> Request
Extend the passage below on Harriet Tubman and the Underground Railroad, beginning immediately after its final sentence.
***** Source extract
A Long Journey Fighting Slavery
A strong and powerful lady said these wise words: “There was one of two things I had a right to, liberty or death; if I could not have one, I would have the other; for no man should take me alive; I should fight for my liberty as long as my strength lasted, and when the time came for me to go, the Lord would let them take me”. The brave women who said these words were Harriet Tubman and she was one of the leaders of the Underground Railroad that helped slaves reach freedom. “Although not an actual railroad of steel rails, locomotives and steam engines, the Underground Railroad was real nevertheless” (encyclopedia The Civil War and African Americans 329) The term “Underground Railroad” referred to the network of safe houses, transportation and the many very kind hearted people who risked their own lives to help the slaves escape from the Southern States to freedom. Many different kinds of transportation were actually used. Sometimes the slaves would travel by foot or they could be hidden on boats, or hide in wagons or carts carrying vegetables or other goods The runaway slaves became known as “passengers”, and the route traveled was the “line” while people who helped out along the way were called the “agents”. Leaders like Harriet Tubman who would travel with the slaves that were escaping, were called “conductors”.
**********
***** Data section
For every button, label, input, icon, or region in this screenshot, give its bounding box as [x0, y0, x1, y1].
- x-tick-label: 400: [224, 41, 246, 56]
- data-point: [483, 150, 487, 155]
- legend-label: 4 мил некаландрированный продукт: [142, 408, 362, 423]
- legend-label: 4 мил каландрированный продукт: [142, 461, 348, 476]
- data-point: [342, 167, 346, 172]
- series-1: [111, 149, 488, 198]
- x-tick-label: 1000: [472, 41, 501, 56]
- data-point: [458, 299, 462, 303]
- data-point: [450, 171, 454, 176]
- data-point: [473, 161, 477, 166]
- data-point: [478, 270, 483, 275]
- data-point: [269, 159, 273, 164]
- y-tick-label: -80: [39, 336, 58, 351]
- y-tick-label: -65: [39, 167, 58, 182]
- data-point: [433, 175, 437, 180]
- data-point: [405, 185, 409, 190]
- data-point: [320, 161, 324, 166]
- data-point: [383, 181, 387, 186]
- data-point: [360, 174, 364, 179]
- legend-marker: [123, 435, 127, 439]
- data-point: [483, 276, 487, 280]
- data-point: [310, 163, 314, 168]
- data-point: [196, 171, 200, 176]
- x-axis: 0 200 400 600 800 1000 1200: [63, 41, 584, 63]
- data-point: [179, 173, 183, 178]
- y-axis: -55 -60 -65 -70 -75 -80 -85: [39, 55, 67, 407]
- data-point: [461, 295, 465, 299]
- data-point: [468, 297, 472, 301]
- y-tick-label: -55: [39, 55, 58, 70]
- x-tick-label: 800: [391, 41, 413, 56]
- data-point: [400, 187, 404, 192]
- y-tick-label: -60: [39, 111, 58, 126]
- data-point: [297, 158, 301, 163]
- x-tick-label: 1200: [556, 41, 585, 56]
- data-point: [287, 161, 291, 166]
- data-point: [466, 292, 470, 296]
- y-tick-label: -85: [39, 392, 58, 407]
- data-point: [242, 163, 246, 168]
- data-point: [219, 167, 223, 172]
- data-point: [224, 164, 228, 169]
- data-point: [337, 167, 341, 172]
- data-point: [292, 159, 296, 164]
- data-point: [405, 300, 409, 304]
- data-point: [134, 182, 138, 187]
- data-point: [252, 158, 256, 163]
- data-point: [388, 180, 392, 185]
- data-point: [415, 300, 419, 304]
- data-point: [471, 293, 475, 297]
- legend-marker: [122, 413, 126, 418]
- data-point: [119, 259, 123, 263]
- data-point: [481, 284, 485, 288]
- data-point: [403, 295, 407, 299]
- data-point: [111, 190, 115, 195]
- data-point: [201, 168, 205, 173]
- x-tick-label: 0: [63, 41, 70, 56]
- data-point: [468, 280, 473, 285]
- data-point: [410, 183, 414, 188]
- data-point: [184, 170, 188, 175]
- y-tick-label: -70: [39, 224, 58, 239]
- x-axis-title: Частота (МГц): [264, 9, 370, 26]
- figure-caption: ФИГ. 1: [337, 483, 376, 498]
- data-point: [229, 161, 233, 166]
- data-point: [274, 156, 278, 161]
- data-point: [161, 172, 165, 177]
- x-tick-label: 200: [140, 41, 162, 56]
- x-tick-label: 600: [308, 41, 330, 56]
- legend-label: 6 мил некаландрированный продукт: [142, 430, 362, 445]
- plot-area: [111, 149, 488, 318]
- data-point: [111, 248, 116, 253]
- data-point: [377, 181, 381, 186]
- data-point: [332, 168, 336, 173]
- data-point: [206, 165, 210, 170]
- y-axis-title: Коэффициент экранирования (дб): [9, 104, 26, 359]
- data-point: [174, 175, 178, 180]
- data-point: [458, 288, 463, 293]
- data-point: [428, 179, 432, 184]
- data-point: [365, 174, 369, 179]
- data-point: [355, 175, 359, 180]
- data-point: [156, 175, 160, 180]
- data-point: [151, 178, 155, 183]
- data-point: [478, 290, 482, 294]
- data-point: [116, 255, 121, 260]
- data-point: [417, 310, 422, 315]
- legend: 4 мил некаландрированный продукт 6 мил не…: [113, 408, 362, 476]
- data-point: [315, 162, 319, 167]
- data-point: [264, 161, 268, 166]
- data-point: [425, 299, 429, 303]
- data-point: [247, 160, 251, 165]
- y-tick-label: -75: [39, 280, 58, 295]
**********
> Solved problem
Araminta Ross later known as Harriet Tubman was born a slave. Since her master needed money, he would rent her out to work for different masters doing housekeeping and childcare but Harriet was not good at this type of work and so she was often beaten and sent back to her original master. She eventually was made to work as a slave in the fields with her father.
One day, while Harriet was working, a slave who was trying to escape ran past her. The slave’s master was running after him “Araminta (Harriet Tubman) was told to hold the slave that had tried to escape while the owner whipped him. She refused...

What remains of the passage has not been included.